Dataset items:
-=-=-=-=-
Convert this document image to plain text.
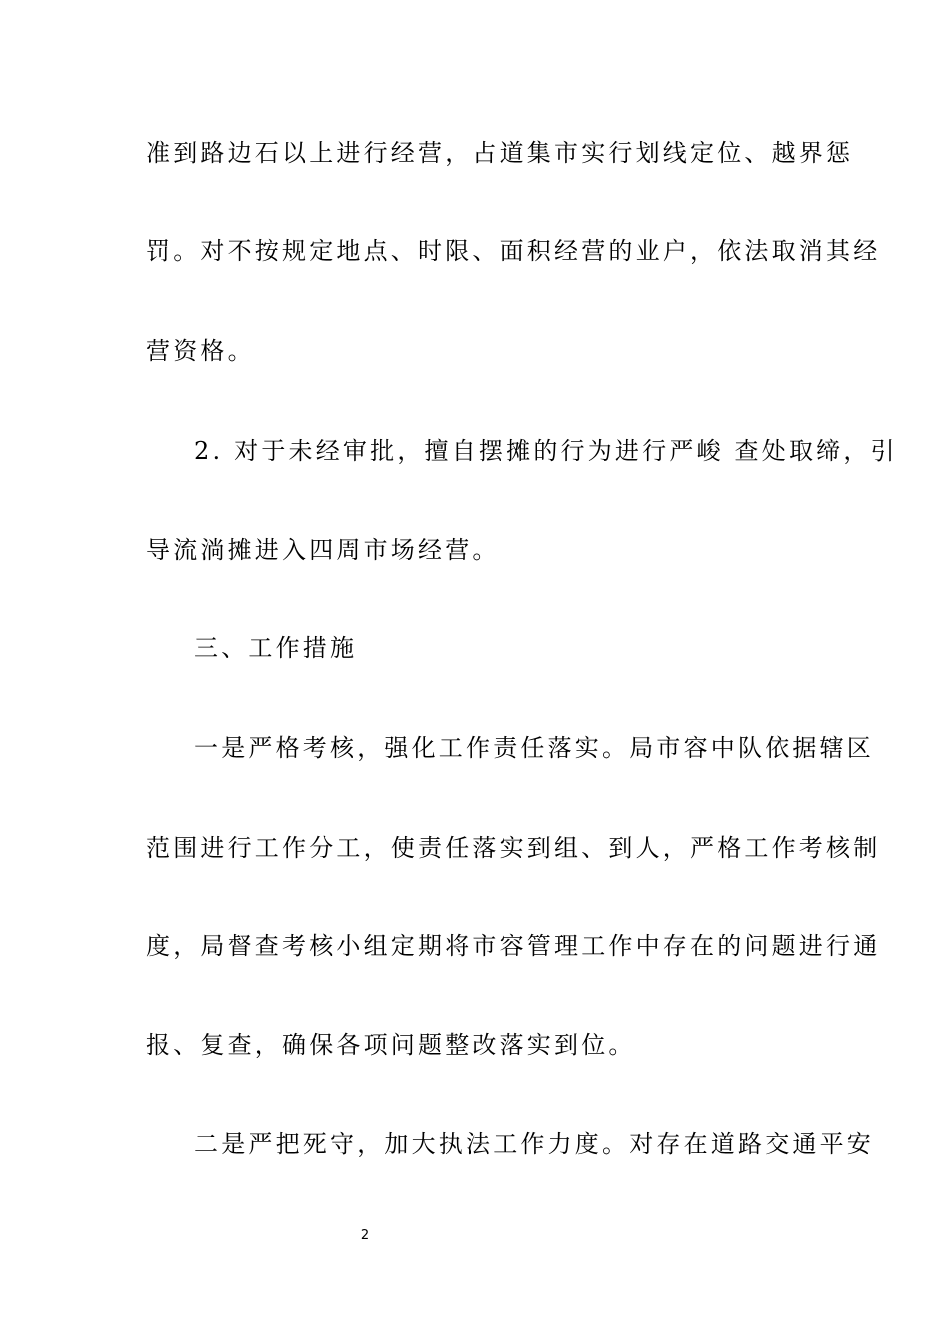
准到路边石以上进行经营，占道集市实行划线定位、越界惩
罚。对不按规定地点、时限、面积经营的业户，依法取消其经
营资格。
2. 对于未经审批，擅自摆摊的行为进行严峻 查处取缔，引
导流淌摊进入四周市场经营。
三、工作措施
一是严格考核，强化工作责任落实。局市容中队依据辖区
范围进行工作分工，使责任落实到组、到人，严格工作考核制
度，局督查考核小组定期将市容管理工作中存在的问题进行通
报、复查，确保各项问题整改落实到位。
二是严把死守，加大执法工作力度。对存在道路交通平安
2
-=-=-=-=-
Exercise prompt >> Return the material word for word. Pictures are not part of the copy.

Result below >>
Convert this document image to plain text.
准到路边石以上进行经营，占道集市实行划线定位、越界惩
罚。对不按规定地点、时限、面积经营的业户，依法取消其经
营资格。
2. 对于未经审批，擅自摆摊的行为进行严峻 查处取缔，引
导流淌摊进入四周市场经营。
三、工作措施
一是严格考核，强化工作责任落实。局市容中队依据辖区
范围进行工作分工，使责任落实到组、到人，严格工作考核制
度，局督查考核小组定期将市容管理工作中存在的问题进行通
报、复查，确保各项问题整改落实到位。
二是严把死守，加大执法工作力度。对存在道路交通平安
2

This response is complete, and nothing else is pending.